▶ _Problem details_:
Scan the listing and work out how many lines contain the word "Internet". Nothing but the number should be given.
* Begin *
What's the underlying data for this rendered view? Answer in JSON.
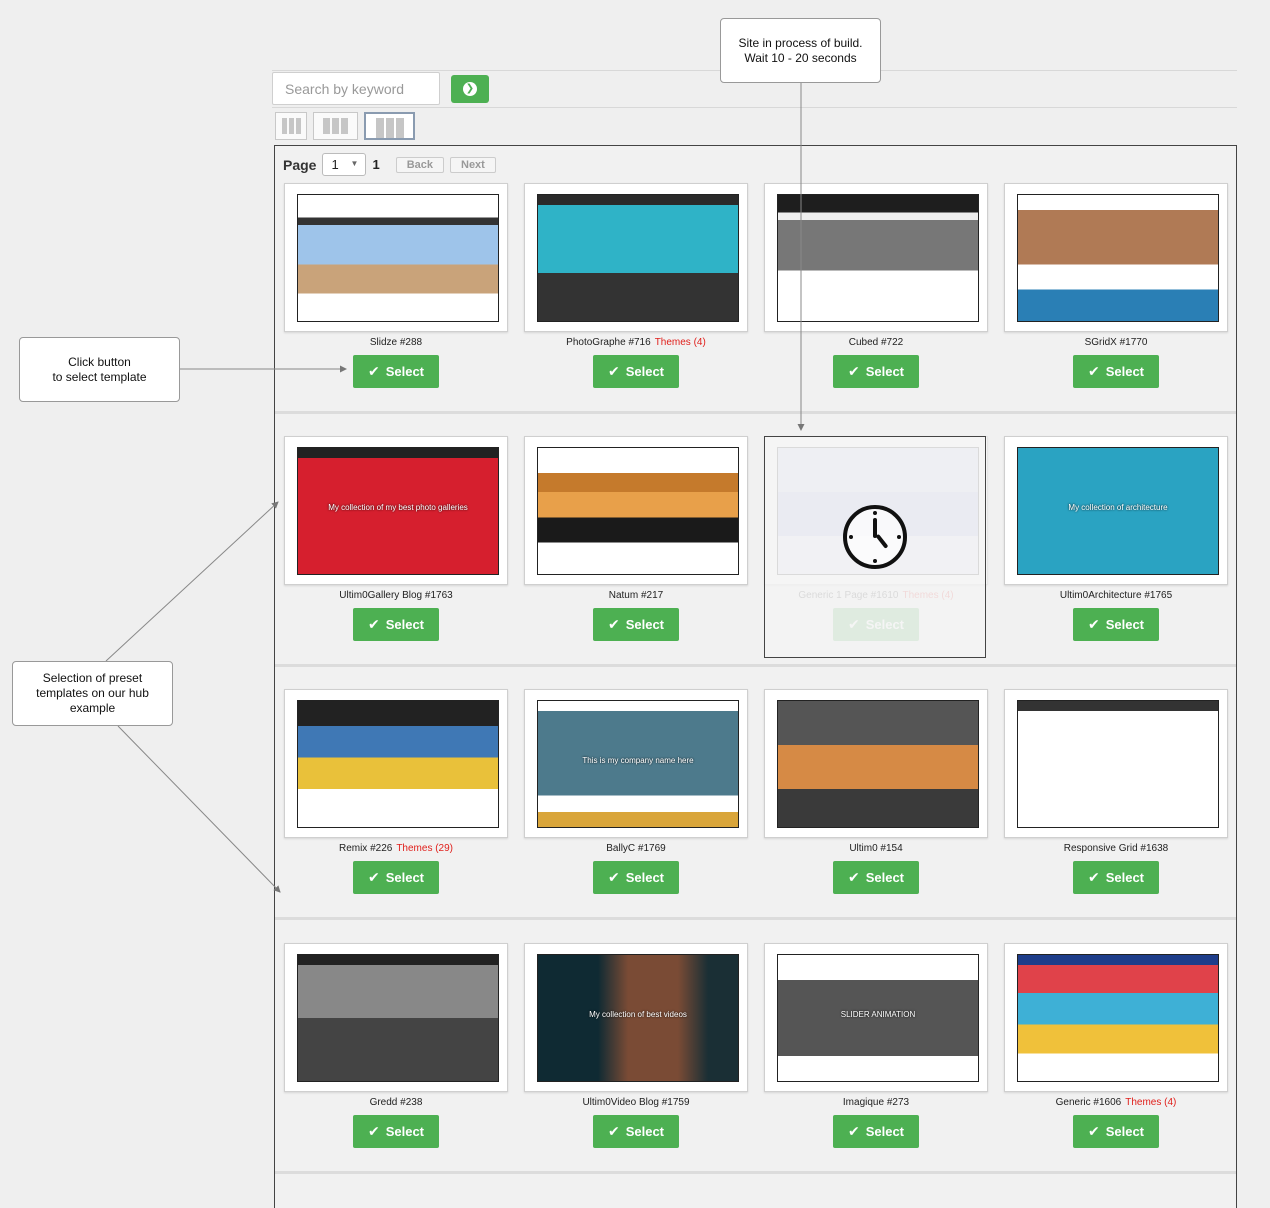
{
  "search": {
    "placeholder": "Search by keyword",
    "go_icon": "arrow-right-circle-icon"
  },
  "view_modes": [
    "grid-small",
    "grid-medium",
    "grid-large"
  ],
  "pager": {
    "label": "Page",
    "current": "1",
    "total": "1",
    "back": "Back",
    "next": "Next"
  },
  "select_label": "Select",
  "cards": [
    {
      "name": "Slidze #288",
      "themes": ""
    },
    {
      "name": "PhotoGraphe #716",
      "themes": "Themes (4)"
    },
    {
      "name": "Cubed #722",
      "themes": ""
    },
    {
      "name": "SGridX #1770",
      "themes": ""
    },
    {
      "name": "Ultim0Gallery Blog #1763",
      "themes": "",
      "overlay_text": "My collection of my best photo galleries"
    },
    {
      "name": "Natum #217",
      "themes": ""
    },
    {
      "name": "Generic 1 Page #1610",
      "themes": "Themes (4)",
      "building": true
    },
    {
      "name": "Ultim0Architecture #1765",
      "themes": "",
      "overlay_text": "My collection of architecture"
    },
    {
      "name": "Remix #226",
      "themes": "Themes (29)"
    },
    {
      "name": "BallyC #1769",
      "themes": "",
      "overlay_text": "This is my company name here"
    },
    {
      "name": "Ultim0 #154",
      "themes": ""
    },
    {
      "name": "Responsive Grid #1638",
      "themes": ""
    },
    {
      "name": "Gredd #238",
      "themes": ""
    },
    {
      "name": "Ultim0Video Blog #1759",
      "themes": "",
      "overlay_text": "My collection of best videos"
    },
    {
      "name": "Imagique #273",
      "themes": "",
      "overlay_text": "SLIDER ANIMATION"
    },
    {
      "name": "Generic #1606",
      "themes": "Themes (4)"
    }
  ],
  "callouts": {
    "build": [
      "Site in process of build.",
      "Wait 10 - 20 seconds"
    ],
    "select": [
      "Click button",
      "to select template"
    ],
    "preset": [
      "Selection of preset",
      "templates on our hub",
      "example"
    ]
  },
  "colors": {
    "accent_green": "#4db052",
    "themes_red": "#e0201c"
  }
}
* End *
* Begin *
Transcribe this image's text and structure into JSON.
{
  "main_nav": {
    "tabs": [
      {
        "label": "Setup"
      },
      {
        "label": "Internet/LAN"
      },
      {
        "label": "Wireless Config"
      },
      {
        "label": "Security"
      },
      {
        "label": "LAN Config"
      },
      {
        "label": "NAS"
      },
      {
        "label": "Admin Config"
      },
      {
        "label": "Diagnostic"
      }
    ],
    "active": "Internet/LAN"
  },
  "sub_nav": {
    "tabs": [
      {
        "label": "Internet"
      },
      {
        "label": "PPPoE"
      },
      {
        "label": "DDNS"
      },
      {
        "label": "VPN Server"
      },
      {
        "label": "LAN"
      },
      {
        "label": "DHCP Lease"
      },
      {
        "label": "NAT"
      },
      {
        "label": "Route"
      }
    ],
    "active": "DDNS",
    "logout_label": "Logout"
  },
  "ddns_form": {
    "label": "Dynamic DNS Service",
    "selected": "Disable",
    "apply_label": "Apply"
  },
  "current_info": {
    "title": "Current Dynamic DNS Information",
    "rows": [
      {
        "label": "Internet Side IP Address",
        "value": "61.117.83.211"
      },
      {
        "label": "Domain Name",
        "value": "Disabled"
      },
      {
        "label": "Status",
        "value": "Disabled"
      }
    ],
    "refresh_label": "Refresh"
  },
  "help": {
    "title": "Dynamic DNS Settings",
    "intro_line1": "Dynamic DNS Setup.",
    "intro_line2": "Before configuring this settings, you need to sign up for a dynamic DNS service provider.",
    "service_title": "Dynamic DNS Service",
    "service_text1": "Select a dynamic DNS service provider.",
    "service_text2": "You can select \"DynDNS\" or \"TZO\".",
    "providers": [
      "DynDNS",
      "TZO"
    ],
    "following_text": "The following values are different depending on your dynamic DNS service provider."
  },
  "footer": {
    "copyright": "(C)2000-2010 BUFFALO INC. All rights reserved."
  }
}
* End *
▶ _Answer below_:
4